====== Data in this exercise ======
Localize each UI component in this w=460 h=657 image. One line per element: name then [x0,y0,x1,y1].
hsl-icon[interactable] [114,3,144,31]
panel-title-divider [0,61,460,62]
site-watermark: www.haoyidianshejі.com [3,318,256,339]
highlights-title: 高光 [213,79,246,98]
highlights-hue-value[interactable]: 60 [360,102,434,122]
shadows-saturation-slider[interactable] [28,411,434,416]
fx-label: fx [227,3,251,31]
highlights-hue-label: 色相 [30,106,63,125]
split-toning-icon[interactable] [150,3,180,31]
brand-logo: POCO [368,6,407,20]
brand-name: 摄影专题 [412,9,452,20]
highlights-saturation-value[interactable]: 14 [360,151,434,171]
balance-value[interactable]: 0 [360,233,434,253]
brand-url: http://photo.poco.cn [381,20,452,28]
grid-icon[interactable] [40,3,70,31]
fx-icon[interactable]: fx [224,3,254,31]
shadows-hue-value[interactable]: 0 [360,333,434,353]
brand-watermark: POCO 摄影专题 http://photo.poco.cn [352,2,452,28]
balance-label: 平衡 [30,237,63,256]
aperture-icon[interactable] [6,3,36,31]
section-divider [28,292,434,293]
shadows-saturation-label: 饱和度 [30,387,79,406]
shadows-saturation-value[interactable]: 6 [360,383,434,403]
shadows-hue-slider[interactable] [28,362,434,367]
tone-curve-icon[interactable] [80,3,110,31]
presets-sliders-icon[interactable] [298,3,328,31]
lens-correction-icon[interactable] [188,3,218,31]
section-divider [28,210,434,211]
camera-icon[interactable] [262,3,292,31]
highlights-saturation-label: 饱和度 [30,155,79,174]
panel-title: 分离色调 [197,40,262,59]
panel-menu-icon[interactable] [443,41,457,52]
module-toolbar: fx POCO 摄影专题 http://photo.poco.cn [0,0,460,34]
======
====== Data in this exercise ======
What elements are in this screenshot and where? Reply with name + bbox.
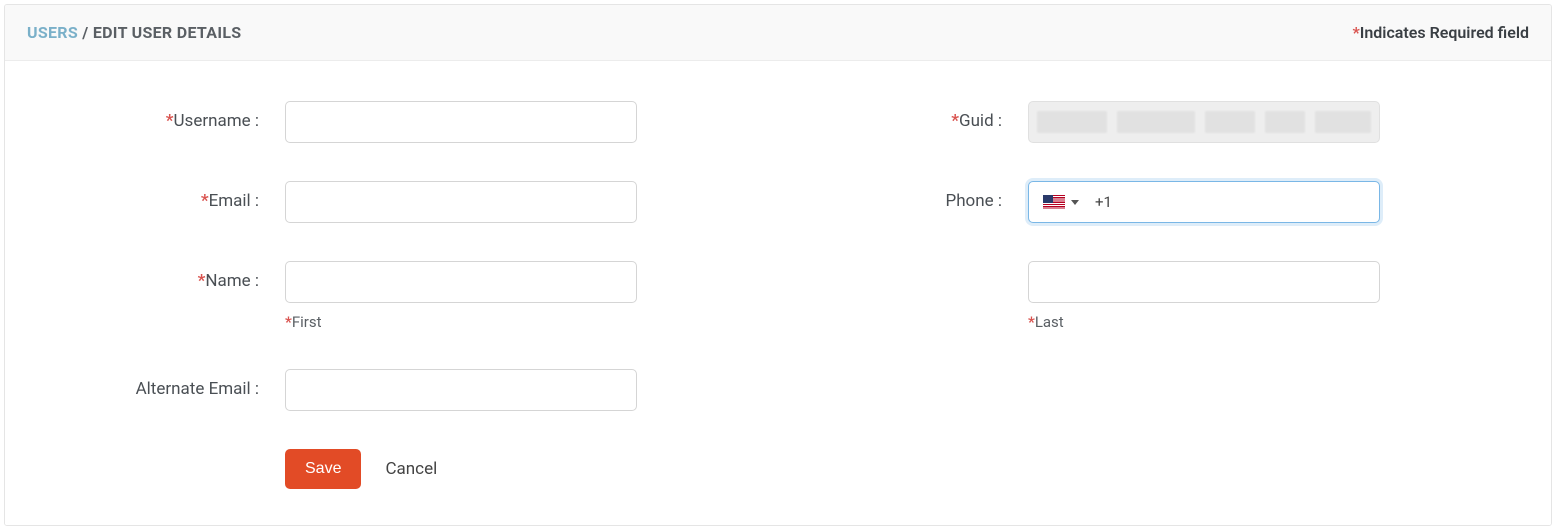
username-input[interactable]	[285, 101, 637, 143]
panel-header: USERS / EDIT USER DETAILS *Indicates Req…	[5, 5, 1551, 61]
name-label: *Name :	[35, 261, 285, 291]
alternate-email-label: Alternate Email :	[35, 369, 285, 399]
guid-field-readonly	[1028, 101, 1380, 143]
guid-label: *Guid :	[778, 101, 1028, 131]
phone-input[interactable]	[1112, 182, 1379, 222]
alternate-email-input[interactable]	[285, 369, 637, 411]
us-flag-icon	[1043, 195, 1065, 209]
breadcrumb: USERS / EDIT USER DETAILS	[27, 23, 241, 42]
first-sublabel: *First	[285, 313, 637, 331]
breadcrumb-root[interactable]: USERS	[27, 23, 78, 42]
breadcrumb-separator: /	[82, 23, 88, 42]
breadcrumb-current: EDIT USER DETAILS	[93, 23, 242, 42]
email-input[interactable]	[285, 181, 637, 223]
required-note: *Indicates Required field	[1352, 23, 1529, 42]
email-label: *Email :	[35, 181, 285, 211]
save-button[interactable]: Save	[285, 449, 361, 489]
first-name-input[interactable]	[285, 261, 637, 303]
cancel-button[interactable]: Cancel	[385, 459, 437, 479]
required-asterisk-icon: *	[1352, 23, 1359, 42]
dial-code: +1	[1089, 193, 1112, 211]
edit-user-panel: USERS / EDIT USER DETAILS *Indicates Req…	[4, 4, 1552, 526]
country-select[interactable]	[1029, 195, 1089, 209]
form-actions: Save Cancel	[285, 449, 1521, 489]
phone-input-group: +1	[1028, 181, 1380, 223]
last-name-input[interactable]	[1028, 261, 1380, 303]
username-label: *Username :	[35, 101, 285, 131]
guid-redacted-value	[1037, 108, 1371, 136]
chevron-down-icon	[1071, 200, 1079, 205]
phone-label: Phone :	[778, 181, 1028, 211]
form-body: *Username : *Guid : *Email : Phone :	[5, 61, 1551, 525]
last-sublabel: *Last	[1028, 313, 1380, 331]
======
Exercise instructions = Reproduce the rows from the one containing "101, 637, 143]" through the one containing "181, 285, 211]", with both of those rows included.

Correct answer =
username-input[interactable]	[285, 101, 637, 143]
panel-header: USERS / EDIT USER DETAILS *Indicates Req…	[5, 5, 1551, 61]
name-label: *Name :	[35, 261, 285, 291]
alternate-email-label: Alternate Email :	[35, 369, 285, 399]
guid-field-readonly	[1028, 101, 1380, 143]
guid-label: *Guid :	[778, 101, 1028, 131]
phone-input[interactable]	[1112, 182, 1379, 222]
alternate-email-input[interactable]	[285, 369, 637, 411]
us-flag-icon	[1043, 195, 1065, 209]
breadcrumb: USERS / EDIT USER DETAILS	[27, 23, 241, 42]
first-sublabel: *First	[285, 313, 637, 331]
breadcrumb-root[interactable]: USERS	[27, 23, 78, 42]
breadcrumb-separator: /	[82, 23, 88, 42]
breadcrumb-current: EDIT USER DETAILS	[93, 23, 242, 42]
email-input[interactable]	[285, 181, 637, 223]
required-note: *Indicates Required field	[1352, 23, 1529, 42]
email-label: *Email :	[35, 181, 285, 211]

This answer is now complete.